- **Description of the task**
Your task is to output the data exactly as it stands.

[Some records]
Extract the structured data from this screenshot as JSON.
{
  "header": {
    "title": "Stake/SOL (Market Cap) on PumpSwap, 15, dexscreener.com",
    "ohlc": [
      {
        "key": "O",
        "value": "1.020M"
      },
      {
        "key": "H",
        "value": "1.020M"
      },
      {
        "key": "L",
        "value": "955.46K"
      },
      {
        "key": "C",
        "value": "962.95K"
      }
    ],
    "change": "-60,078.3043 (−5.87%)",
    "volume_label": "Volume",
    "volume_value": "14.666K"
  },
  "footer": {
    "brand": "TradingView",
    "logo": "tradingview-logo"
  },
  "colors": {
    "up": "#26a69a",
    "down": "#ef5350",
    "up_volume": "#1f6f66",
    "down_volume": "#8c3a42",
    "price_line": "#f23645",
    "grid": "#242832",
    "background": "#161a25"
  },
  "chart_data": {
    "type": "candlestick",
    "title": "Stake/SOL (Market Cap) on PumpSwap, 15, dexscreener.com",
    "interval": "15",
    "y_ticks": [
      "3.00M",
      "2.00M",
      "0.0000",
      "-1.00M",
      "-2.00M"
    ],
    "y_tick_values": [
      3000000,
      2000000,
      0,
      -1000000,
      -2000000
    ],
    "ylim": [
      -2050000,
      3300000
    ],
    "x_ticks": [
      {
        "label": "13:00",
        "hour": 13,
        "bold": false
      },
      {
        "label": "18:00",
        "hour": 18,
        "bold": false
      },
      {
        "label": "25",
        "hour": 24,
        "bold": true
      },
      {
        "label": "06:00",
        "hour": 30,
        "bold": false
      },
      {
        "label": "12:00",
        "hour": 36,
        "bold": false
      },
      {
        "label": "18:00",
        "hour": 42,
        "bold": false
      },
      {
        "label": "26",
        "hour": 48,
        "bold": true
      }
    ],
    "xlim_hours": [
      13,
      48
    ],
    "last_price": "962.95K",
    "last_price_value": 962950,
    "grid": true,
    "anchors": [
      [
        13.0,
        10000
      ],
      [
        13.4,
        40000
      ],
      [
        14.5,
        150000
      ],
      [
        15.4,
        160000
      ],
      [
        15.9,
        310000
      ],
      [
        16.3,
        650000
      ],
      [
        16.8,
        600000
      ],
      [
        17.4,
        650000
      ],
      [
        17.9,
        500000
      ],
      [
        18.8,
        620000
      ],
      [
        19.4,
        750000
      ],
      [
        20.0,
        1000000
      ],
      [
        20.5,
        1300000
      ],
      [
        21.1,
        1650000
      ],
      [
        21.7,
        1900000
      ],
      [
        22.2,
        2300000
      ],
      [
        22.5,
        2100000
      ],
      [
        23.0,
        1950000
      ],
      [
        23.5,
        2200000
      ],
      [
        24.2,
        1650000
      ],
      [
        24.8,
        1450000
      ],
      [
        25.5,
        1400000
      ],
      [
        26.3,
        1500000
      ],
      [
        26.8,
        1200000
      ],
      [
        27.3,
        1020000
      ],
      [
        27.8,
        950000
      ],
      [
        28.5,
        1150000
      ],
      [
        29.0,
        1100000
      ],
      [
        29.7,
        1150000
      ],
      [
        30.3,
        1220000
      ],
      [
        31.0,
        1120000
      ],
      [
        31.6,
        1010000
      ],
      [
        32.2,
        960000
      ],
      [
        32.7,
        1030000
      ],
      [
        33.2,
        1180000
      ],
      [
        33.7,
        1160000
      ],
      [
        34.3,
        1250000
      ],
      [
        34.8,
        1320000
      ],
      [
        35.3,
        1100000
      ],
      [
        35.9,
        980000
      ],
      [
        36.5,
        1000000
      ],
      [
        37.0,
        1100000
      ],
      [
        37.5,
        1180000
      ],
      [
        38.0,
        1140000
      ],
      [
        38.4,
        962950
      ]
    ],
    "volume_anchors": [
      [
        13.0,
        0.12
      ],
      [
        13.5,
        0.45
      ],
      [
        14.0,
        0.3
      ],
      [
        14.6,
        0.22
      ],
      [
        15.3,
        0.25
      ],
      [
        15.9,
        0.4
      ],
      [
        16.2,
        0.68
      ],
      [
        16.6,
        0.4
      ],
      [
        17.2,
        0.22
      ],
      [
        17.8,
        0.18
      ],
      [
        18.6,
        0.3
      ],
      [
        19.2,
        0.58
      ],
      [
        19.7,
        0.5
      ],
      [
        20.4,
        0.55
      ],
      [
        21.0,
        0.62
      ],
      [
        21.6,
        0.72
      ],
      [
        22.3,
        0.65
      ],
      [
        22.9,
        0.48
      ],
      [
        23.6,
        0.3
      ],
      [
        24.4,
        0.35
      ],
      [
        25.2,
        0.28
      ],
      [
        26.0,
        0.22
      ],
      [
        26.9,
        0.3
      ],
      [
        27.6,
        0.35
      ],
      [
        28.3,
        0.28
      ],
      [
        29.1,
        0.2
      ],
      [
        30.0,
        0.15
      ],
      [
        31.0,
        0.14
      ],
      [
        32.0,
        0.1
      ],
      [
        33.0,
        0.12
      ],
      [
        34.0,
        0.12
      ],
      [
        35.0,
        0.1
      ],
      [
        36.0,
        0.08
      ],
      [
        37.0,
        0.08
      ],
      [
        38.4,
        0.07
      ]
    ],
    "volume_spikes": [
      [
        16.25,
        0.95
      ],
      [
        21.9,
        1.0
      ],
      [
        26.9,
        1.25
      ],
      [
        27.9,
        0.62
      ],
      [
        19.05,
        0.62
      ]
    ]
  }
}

- **Worked solution**
Extract the structured data from this screenshot as JSON.
{
  "header": {
    "title": "Stake/SOL (Market Cap) on PumpSwap, 15, dexscreener.com",
    "ohlc": [
      {
        "key": "O",
        "value": "1.020M"
      },
      {
        "key": "H",
        "value": "1.020M"
      },
      {
        "key": "L",
        "value": "955.46K"
      },
      {
        "key": "C",
        "value": "962.95K"
      }
    ],
    "change": "-60,078.3043 (−5.87%)",
    "volume_label": "Volume",
    "volume_value": "14.666K"
  },
  "footer": {
    "brand": "TradingView",
    "logo": "tradingview-logo"
  },
  "colors": {
    "up": "#26a69a",
    "down": "#ef5350",
    "up_volume": "#1f6f66",
    "down_volume": "#8c3a42",
    "price_line": "#f23645",
    "grid": "#242832",
    "background": "#161a25"
  },
  "chart_data": {
    "type": "candlestick",
    "title": "Stake/SOL (Market Cap) on PumpSwap, 15, dexscreener.com",
    "interval": "15",
    "y_ticks": [
      "3.00M",
      "2.00M",
      "0.0000",
      "-1.00M",
      "-2.00M"
    ],
    "y_tick_values": [
      3000000,
      2000000,
      0,
      -1000000,
      -2000000
    ],
    "ylim": [
      -2050000,
      3300000
    ],
    "x_ticks": [
      {
        "label": "13:00",
        "hour": 13,
        "bold": false
      },
      {
        "label": "18:00",
        "hour": 18,
        "bold": false
      },
      {
        "label": "25",
        "hour": 24,
        "bold": true
      },
      {
        "label": "06:00",
        "hour": 30,
        "bold": false
      },
      {
        "label": "12:00",
        "hour": 36,
        "bold": false
      },
      {
        "label": "18:00",
        "hour": 42,
        "bold": false
      },
      {
        "label": "26",
        "hour": 48,
        "bold": true
      }
    ],
    "xlim_hours": [
      13,
      48
    ],
    "last_price": "962.95K",
    "last_price_value": 962950,
    "grid": true,
    "anchors": [
      [
        13.0,
        10000
      ],
      [
        13.4,
        40000
      ],
      [
        14.5,
        150000
      ],
      [
        15.4,
        160000
      ],
      [
        15.9,
        310000
      ],
      [
        16.3,
        650000
      ],
      [
        16.8,
        600000
      ],
      [
        17.4,
        650000
      ],
      [
        17.9,
        500000
      ],
      [
        18.8,
        620000
      ],
      [
        19.4,
        750000
      ],
      [
        20.0,
        1000000
      ],
      [
        20.5,
        1300000
      ],
      [
        21.1,
        1650000
      ],
      [
        21.7,
        1900000
      ],
      [
        22.2,
        2300000
      ],
      [
        22.5,
        2100000
      ],
      [
        23.0,
        1950000
      ],
      [
        23.5,
        2200000
      ],
      [
        24.2,
        1650000
      ],
      [
        24.8,
        1450000
      ],
      [
        25.5,
        1400000
      ],
      [
        26.3,
        1500000
      ],
      [
        26.8,
        1200000
      ],
      [
        27.3,
        1020000
      ],
      [
        27.8,
        950000
      ],
      [
        28.5,
        1150000
      ],
      [
        29.0,
        1100000
      ],
      [
        29.7,
        1150000
      ],
      [
        30.3,
        1220000
      ],
      [
        31.0,
        1120000
      ],
      [
        31.6,
        1010000
      ],
      [
        32.2,
        960000
      ],
      [
        32.7,
        1030000
      ],
      [
        33.2,
        1180000
      ],
      [
        33.7,
        1160000
      ],
      [
        34.3,
        1250000
      ],
      [
        34.8,
        1320000
      ],
      [
        35.3,
        1100000
      ],
      [
        35.9,
        980000
      ],
      [
        36.5,
        1000000
      ],
      [
        37.0,
        1100000
      ],
      [
        37.5,
        1180000
      ],
      [
        38.0,
        1140000
      ],
      [
        38.4,
        962950
      ]
    ],
    "volume_anchors": [
      [
        13.0,
        0.12
      ],
      [
        13.5,
        0.45
      ],
      [
        14.0,
        0.3
      ],
      [
        14.6,
        0.22
      ],
      [
        15.3,
        0.25
      ],
      [
        15.9,
        0.4
      ],
      [
        16.2,
        0.68
      ],
      [
        16.6,
        0.4
      ],
      [
        17.2,
        0.22
      ],
      [
        17.8,
        0.18
      ],
      [
        18.6,
        0.3
      ],
      [
        19.2,
        0.58
      ],
      [
        19.7,
        0.5
      ],
      [
        20.4,
        0.55
      ],
      [
        21.0,
        0.62
      ],
      [
        21.6,
        0.72
      ],
      [
        22.3,
        0.65
      ],
      [
        22.9,
        0.48
      ],
      [
        23.6,
        0.3
      ],
      [
        24.4,
        0.35
      ],
      [
        25.2,
        0.28
      ],
      [
        26.0,
        0.22
      ],
      [
        26.9,
        0.3
      ],
      [
        27.6,
        0.35
      ],
      [
        28.3,
        0.28
      ],
      [
        29.1,
        0.2
      ],
      [
        30.0,
        0.15
      ],
      [
        31.0,
        0.14
      ],
      [
        32.0,
        0.1
      ],
      [
        33.0,
        0.12
      ],
      [
        34.0,
        0.12
      ],
      [
        35.0,
        0.1
      ],
      [
        36.0,
        0.08
      ],
      [
        37.0,
        0.08
      ],
      [
        38.4,
        0.07
      ]
    ],
    "volume_spikes": [
      [
        16.25,
        0.95
      ],
      [
        21.9,
        1.0
      ],
      [
        26.9,
        1.25
      ],
      [
        27.9,
        0.62
      ],
      [
        19.05,
        0.62
      ]
    ]
  }
}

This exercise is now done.